* Data entries
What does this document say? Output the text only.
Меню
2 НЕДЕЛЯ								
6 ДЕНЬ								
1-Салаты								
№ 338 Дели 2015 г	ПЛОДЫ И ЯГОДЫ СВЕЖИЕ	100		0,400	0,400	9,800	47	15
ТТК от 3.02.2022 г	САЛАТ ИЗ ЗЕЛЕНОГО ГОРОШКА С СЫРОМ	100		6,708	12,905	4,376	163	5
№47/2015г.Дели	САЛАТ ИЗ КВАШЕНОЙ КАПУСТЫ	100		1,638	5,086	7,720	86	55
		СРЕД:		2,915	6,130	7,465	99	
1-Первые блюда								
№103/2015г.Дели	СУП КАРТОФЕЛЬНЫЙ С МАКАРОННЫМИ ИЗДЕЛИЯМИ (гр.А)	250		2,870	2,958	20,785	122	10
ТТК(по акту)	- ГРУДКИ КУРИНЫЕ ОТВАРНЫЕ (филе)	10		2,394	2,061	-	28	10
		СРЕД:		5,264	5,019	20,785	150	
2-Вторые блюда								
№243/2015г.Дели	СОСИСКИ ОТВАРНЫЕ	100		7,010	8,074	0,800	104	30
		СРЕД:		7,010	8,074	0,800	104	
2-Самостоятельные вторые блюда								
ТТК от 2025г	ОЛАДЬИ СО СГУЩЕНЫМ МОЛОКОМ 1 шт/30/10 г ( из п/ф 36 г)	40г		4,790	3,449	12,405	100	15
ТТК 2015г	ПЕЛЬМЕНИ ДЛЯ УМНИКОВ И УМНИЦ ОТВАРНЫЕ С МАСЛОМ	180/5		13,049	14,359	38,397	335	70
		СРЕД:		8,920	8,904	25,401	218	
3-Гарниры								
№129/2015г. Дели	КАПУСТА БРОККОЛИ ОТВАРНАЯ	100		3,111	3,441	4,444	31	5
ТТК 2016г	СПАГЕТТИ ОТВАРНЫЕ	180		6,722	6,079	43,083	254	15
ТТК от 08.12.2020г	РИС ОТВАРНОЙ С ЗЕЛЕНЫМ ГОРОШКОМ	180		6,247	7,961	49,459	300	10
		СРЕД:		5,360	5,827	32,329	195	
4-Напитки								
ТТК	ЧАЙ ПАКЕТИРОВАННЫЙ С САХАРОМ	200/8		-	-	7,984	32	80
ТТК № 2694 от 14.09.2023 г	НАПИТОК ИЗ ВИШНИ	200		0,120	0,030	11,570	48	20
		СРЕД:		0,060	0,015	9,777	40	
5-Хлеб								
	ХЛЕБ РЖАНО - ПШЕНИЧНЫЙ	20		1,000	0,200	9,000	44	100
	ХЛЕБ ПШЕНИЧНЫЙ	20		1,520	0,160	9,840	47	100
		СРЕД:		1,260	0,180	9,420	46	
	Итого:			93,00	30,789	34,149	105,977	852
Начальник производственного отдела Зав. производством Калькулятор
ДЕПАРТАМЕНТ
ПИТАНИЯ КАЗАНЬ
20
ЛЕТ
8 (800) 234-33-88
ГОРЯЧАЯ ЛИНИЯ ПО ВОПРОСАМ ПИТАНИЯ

* Objective
Copy all lines above containing the string "ОТВАРНЫЕ".

* Solution for this exercise
ТТК(по акту)	- ГРУДКИ КУРИНЫЕ ОТВАРНЫЕ (филе)	10		2,394	2,061	-	28	10
№243/2015г.Дели	СОСИСКИ ОТВАРНЫЕ	100		7,010	8,074	0,800	104	30
ТТК 2015г	ПЕЛЬМЕНИ ДЛЯ УМНИКОВ И УМНИЦ ОТВАРНЫЕ С МАСЛОМ	180/5		13,049	14,359	38,397	335	70
ТТК 2016г	СПАГЕТТИ ОТВАРНЫЕ	180		6,722	6,079	43,083	254	15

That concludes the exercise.